↓

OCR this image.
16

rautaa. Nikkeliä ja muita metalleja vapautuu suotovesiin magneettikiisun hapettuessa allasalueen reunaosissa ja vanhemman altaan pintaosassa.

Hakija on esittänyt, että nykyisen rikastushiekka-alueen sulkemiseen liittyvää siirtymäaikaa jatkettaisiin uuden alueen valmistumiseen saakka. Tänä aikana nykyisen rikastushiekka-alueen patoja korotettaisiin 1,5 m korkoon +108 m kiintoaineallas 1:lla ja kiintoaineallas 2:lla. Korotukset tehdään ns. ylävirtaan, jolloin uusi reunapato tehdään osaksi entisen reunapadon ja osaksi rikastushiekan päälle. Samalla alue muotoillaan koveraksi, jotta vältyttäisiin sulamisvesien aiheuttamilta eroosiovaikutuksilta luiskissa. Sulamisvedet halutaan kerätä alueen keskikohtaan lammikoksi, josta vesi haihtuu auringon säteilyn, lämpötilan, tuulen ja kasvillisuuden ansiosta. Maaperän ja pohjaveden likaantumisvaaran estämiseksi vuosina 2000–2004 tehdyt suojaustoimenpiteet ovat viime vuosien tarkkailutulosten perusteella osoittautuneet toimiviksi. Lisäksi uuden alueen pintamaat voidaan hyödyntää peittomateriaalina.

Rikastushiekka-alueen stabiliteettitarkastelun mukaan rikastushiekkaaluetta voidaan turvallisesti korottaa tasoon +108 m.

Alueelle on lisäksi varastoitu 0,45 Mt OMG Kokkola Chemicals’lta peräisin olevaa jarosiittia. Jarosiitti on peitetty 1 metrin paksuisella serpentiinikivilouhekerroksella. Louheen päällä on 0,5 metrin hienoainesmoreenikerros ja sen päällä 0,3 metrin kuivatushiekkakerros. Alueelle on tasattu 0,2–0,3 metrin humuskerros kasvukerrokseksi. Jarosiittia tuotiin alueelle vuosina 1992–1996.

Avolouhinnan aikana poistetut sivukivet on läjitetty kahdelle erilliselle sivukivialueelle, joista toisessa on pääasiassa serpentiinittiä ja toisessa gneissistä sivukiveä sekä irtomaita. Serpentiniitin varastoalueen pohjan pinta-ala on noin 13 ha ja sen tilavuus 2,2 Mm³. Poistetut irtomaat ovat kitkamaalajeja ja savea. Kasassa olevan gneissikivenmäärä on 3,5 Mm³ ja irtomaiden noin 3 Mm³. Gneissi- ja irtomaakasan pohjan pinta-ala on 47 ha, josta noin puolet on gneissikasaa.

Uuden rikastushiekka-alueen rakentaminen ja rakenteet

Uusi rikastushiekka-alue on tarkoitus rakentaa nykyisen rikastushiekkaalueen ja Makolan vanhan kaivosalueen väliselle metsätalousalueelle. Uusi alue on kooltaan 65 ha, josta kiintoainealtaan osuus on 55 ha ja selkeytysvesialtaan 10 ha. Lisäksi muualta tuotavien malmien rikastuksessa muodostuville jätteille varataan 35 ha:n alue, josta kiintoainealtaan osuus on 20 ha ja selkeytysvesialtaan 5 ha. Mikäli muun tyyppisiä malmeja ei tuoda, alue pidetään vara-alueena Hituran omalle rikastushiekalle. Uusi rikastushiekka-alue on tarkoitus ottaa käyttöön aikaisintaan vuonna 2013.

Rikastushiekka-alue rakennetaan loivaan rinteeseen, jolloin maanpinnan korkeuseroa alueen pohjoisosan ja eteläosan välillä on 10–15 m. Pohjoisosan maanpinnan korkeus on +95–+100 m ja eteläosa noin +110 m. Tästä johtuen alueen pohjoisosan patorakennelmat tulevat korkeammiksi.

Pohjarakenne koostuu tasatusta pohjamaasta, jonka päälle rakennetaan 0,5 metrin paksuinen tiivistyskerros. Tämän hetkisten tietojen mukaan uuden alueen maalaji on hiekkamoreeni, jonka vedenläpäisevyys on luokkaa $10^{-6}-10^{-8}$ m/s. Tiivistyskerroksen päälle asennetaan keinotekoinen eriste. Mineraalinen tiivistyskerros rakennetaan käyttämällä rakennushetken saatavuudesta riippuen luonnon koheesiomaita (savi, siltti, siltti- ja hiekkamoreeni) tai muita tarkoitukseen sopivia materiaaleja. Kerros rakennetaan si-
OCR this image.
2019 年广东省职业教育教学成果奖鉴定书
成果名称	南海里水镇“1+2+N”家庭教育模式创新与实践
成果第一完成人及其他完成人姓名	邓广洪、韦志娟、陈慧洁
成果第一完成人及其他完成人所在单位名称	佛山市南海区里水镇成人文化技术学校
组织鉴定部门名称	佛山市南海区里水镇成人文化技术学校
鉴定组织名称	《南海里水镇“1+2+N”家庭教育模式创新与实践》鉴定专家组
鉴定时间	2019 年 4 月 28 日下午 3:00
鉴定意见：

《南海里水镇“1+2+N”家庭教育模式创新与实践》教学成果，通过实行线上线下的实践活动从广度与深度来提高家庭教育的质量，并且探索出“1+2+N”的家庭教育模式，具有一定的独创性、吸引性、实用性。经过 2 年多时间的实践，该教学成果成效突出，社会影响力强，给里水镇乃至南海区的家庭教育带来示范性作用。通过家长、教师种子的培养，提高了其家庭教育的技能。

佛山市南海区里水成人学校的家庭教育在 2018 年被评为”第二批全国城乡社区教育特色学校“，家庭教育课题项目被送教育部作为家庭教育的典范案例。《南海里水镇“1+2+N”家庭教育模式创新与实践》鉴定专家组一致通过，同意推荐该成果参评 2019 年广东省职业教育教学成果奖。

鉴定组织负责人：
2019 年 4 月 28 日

↑

Check each line above for "metrin" and return the ones that have it.

Alueelle on lisäksi varastoitu 0,45 Mt OMG Kokkola Chemicals’lta peräisin olevaa jarosiittia. Jarosiitti on peitetty 1 metrin paksuisella serpentiinikivilouhekerroksella. Louheen päällä on 0,5 metrin hienoainesmoreenikerros ja sen päällä 0,3 metrin kuivatushiekkakerros. Alueelle on tasattu 0,2–0,3 metrin humuskerros kasvukerrokseksi. Jarosiittia tuotiin alueelle vuosina 1992–1996.
Pohjarakenne koostuu tasatusta pohjamaasta, jonka päälle rakennetaan 0,5 metrin paksuinen tiivistyskerros. Tämän hetkisten tietojen mukaan uuden alueen maalaji on hiekkamoreeni, jonka vedenläpäisevyys on luokkaa $10^{-6}-10^{-8}$ m/s. Tiivistyskerroksen päälle asennetaan keinotekoinen eriste. Mineraalinen tiivistyskerros rakennetaan käyttämällä rakennushetken saatavuudesta riippuen luonnon koheesiomaita (savi, siltti, siltti- ja hiekkamoreeni) tai muita tarkoitukseen sopivia materiaaleja. Kerros rakennetaan si-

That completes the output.